◆ Source data:
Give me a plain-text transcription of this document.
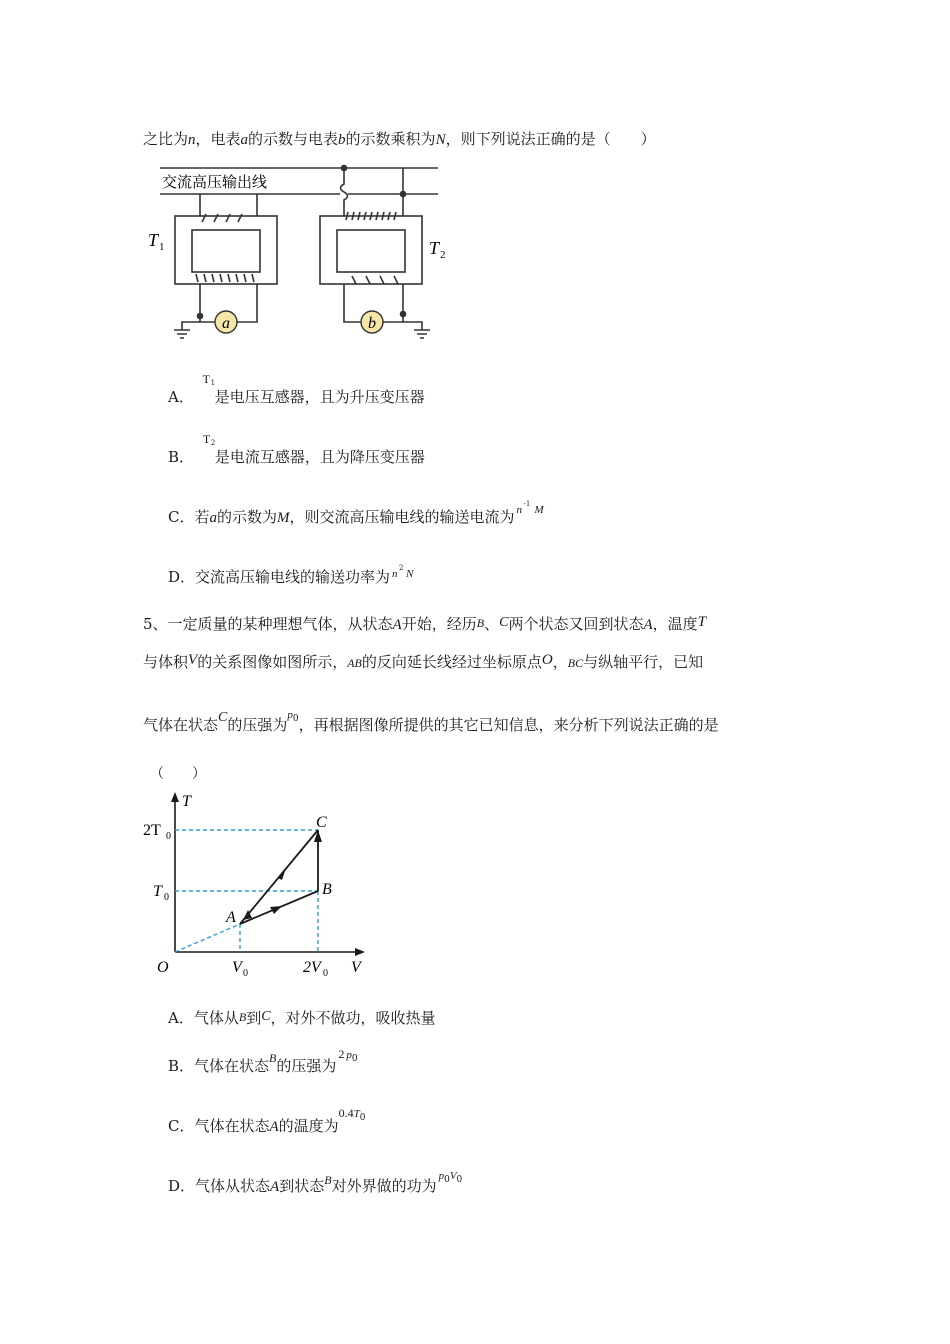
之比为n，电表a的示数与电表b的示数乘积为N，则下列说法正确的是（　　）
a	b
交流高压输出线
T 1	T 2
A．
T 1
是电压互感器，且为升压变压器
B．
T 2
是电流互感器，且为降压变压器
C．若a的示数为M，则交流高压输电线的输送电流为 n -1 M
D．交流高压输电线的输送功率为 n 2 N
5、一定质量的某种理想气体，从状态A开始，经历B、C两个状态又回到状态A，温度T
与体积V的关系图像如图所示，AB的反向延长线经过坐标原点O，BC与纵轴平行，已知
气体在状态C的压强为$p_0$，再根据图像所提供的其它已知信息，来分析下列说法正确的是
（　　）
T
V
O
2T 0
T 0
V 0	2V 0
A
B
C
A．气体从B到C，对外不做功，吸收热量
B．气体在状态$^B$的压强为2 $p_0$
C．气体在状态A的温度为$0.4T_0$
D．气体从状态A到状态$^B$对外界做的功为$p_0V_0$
---
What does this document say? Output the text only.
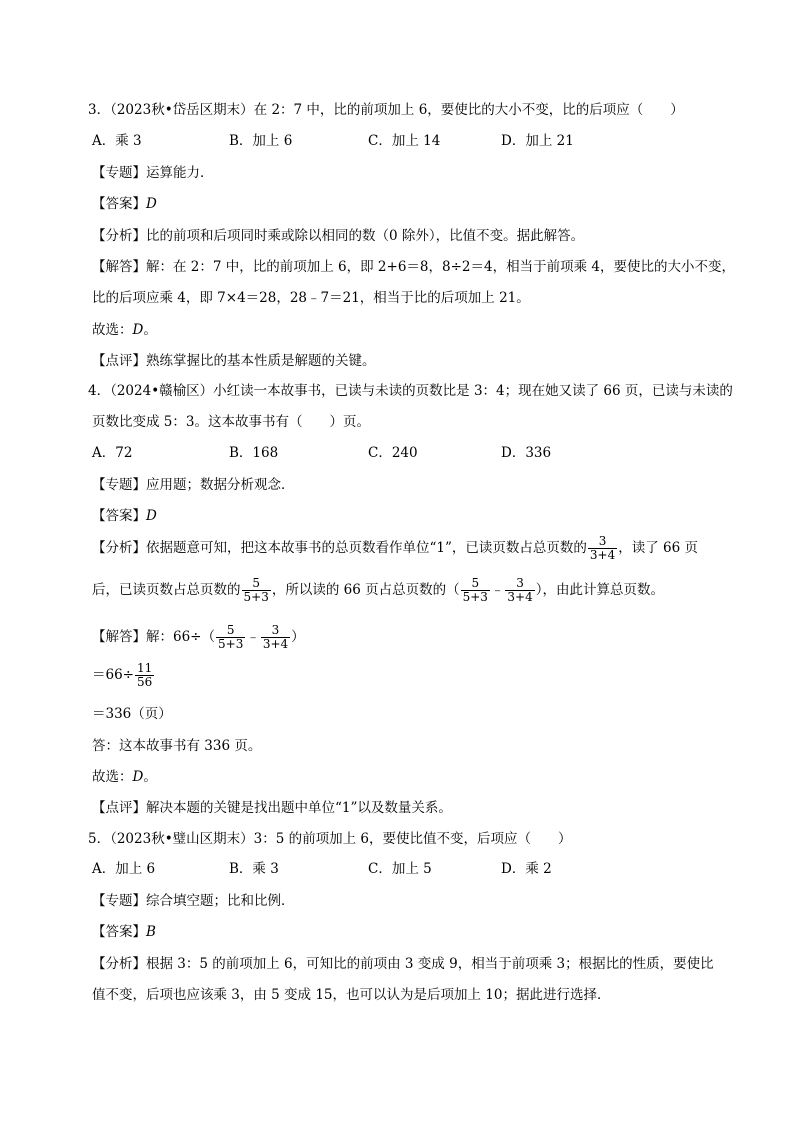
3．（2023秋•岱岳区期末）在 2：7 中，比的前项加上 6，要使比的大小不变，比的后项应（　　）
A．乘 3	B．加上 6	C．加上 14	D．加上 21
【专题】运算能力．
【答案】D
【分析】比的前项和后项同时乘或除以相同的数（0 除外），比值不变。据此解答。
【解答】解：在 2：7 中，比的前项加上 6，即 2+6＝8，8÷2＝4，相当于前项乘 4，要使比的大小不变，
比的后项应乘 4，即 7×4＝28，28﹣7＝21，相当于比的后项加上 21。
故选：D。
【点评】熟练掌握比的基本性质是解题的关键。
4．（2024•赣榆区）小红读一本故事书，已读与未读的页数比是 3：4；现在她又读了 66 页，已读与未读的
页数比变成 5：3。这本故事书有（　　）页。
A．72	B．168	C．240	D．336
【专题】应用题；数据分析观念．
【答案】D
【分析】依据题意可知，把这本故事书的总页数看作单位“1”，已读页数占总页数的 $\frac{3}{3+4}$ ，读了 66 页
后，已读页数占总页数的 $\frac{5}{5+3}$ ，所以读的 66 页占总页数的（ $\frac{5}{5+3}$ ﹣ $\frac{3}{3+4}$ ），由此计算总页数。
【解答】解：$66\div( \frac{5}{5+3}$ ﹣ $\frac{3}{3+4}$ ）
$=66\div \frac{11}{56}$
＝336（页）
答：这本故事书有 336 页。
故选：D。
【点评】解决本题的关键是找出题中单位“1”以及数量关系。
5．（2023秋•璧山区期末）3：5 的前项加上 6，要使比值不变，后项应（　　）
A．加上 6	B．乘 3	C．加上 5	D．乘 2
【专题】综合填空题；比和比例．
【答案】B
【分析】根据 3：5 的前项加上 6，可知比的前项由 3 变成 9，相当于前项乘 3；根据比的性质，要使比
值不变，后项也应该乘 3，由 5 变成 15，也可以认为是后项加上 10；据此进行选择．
* * *
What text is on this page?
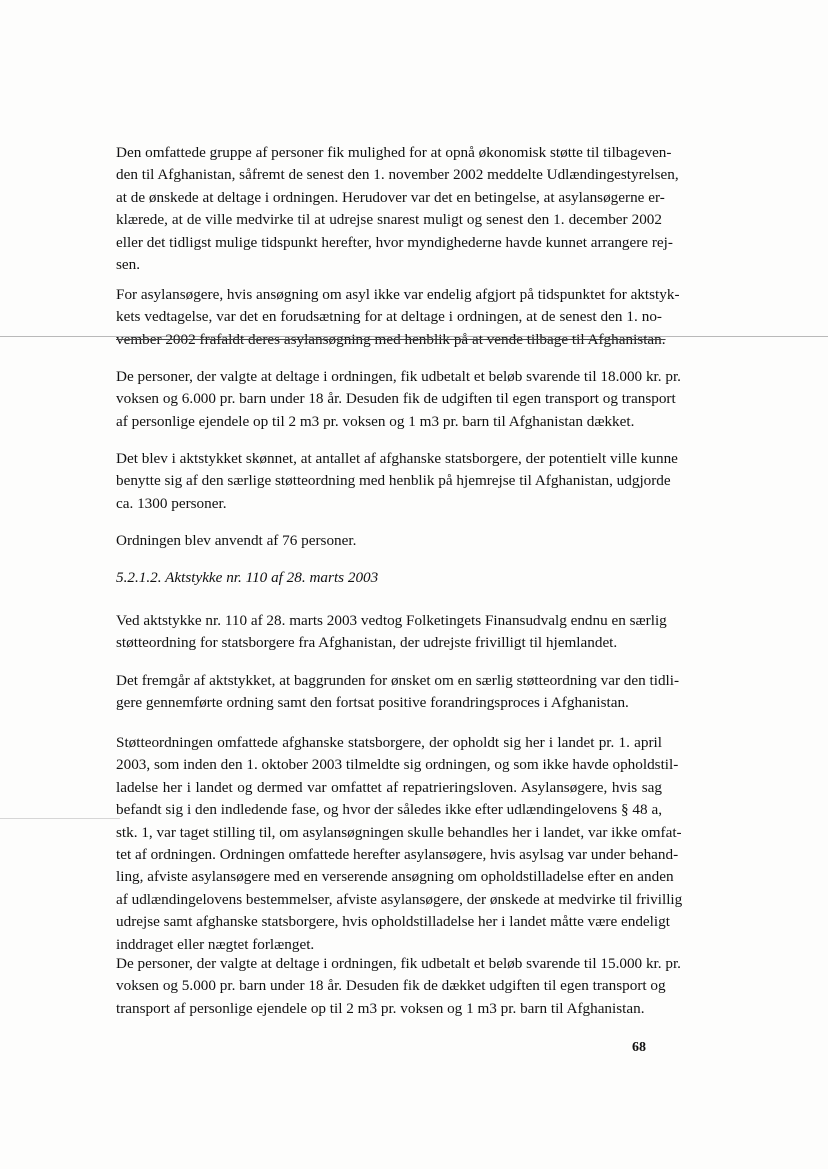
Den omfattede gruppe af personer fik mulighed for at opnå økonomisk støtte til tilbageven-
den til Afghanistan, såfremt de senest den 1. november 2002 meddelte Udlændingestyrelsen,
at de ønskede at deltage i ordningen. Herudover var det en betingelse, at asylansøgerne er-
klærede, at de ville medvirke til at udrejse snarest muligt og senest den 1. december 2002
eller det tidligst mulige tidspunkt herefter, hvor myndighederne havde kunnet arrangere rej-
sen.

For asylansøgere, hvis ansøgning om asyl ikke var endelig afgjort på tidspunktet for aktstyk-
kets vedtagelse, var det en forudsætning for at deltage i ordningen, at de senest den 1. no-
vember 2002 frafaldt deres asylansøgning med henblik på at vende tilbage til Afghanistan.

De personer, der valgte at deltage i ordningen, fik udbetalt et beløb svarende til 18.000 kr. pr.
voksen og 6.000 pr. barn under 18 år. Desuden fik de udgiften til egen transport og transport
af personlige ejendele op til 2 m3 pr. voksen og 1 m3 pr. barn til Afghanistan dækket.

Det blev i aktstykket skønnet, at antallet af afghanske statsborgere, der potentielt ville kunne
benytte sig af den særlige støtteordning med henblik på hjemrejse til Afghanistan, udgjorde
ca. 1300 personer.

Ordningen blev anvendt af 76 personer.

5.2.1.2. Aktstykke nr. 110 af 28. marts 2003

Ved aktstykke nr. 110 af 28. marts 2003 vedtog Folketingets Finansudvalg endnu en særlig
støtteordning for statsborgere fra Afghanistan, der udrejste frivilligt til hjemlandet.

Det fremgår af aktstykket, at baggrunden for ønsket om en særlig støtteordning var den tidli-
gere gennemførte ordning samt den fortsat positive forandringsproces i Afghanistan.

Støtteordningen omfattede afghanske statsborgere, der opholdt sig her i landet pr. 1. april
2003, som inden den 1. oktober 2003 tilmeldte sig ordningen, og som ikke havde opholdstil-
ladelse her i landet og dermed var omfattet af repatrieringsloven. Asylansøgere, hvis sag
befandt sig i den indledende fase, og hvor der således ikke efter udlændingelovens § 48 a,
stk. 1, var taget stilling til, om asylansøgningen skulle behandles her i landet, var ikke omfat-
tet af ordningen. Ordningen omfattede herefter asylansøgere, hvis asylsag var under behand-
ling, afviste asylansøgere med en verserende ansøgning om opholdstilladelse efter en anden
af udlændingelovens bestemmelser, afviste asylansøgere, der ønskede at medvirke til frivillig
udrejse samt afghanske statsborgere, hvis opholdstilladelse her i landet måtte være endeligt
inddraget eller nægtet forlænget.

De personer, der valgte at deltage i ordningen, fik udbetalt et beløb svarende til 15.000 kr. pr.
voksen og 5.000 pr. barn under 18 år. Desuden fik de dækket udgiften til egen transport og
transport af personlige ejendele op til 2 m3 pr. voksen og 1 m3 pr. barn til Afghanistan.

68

◆ Aim of the exercise: Count each line of the data where the word "this" appears, then reply with the total only.

◆ Task solution: 3